**To be done:**
List all the lines in these records that hold "values".

**Items:**
·····
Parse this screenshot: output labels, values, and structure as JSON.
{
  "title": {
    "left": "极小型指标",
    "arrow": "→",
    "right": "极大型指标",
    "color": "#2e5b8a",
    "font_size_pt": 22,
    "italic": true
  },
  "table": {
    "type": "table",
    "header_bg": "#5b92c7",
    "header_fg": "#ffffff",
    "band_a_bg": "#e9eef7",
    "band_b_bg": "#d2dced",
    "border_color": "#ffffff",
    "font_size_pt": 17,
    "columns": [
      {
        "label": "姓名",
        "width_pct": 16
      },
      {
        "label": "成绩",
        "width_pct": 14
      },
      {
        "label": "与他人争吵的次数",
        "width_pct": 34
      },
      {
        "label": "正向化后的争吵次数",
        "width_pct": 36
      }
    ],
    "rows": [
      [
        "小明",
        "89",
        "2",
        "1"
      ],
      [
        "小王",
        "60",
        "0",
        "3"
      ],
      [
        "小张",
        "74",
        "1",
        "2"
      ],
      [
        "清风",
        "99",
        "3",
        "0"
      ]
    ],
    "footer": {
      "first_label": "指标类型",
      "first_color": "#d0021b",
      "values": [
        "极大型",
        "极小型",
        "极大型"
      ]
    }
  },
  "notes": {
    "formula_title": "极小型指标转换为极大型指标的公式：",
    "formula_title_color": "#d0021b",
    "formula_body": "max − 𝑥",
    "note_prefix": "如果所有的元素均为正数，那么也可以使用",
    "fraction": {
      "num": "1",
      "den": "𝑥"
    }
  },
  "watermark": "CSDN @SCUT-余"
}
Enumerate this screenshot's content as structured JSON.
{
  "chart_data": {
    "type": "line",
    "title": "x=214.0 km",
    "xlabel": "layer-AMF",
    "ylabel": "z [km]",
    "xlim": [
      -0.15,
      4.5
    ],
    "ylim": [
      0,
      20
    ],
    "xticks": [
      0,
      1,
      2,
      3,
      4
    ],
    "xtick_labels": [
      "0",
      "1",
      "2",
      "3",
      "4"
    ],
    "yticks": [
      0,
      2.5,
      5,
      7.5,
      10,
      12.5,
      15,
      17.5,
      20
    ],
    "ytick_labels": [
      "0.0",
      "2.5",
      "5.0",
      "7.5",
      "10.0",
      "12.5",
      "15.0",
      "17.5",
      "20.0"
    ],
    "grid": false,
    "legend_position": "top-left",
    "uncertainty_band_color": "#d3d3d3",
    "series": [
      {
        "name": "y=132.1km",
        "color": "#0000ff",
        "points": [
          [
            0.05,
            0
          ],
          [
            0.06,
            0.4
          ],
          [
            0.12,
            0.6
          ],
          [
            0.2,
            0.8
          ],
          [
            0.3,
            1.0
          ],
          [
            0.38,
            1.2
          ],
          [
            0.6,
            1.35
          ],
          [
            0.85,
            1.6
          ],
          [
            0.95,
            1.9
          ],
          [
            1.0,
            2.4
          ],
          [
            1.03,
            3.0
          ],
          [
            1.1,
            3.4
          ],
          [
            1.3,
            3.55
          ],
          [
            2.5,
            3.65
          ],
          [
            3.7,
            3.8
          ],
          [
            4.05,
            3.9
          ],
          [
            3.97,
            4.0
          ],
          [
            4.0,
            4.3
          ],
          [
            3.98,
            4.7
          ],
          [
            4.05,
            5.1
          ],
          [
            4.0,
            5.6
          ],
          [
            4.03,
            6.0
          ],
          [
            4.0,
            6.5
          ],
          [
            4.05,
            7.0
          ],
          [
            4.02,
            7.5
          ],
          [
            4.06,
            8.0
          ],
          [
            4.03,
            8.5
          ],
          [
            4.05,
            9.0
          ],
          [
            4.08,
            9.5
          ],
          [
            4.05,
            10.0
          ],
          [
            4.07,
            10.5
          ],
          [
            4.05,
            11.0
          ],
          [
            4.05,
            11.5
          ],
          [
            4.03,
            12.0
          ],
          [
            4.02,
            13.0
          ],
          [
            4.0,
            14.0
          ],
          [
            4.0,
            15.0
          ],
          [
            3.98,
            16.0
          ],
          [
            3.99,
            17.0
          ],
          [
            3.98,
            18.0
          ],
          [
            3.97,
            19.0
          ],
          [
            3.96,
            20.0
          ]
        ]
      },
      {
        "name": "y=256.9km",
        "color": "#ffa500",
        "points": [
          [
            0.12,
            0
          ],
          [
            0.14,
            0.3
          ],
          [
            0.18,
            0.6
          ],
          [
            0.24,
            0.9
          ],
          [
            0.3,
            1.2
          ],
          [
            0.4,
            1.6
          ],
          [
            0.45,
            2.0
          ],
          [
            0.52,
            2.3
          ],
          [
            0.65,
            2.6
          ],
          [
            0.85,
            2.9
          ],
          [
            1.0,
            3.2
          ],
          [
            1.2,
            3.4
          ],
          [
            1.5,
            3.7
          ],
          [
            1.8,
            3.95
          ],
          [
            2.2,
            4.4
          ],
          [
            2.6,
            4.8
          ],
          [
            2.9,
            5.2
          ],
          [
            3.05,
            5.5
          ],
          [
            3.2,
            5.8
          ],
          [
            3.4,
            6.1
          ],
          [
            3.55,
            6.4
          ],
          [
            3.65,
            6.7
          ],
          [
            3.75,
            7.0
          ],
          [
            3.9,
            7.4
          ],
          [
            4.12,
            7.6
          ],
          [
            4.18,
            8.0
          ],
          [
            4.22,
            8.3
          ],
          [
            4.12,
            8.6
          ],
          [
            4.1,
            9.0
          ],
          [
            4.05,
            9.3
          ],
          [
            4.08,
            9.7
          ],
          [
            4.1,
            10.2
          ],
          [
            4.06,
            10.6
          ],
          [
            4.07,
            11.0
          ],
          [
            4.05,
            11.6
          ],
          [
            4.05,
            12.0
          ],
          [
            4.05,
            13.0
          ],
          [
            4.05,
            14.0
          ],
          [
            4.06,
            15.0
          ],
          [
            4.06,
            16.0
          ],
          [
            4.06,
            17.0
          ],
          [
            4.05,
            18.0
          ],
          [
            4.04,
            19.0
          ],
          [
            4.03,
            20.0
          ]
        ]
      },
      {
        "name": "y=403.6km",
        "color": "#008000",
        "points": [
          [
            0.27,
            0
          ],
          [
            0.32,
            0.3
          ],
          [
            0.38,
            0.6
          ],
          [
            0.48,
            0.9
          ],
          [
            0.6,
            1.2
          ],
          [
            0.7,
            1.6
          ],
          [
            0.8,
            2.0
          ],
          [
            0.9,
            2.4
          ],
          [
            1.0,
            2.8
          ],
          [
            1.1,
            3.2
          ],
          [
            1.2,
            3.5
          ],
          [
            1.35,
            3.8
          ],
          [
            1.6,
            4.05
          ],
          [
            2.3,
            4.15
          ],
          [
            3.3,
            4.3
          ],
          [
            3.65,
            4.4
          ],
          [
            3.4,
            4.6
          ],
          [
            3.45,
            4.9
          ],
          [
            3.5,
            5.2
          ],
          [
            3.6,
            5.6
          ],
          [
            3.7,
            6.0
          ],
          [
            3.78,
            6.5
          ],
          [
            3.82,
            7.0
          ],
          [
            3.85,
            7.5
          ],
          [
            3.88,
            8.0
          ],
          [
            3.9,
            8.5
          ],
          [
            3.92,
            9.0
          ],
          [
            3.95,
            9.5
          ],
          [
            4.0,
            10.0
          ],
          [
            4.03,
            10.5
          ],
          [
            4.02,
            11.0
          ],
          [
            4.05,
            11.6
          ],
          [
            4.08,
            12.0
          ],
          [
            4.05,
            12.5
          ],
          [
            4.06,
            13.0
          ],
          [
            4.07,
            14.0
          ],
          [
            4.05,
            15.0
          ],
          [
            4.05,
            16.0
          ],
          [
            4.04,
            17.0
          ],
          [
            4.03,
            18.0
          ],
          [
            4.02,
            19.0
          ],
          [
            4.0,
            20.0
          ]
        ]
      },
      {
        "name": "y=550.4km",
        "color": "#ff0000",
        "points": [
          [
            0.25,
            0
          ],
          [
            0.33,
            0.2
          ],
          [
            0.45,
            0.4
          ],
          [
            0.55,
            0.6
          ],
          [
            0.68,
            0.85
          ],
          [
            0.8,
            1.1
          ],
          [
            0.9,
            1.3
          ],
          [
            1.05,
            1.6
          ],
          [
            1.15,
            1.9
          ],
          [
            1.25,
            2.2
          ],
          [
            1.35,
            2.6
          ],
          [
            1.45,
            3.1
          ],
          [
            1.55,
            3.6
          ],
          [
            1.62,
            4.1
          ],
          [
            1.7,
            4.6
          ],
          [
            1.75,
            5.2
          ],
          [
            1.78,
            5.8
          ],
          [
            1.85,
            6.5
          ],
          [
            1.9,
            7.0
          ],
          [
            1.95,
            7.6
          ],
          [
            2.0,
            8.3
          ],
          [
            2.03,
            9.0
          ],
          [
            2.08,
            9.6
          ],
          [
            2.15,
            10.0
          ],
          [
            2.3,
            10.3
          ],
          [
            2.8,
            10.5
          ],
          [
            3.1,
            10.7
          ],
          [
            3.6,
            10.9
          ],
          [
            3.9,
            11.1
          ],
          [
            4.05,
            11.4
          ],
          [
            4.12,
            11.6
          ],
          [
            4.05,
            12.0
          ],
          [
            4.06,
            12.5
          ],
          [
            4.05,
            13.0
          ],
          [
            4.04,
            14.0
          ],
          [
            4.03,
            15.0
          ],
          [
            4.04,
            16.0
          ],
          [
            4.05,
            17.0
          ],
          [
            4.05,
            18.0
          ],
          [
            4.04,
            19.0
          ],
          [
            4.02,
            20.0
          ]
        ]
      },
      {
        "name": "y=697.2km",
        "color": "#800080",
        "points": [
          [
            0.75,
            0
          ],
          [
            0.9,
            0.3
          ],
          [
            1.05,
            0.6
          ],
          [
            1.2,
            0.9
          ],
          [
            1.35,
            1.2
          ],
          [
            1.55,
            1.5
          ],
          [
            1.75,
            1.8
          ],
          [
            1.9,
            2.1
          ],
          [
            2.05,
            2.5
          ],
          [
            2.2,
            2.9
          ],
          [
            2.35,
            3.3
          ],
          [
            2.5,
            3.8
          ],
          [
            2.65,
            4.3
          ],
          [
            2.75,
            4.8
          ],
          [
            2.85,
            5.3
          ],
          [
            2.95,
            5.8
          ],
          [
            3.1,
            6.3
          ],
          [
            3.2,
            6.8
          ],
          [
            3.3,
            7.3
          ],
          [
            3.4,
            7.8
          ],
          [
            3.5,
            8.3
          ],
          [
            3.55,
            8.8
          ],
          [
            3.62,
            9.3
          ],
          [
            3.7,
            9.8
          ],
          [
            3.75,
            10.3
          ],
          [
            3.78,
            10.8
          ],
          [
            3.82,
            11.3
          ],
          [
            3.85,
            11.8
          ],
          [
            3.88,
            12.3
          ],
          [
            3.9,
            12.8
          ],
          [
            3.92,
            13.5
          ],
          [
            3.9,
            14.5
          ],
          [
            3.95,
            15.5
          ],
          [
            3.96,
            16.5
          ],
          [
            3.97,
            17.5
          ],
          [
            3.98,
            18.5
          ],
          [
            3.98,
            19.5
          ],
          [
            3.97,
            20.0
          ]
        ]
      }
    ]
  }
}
·····
**Exercise result:**
Parse this screenshot: output labels, values, and structure as JSON.
      "values": [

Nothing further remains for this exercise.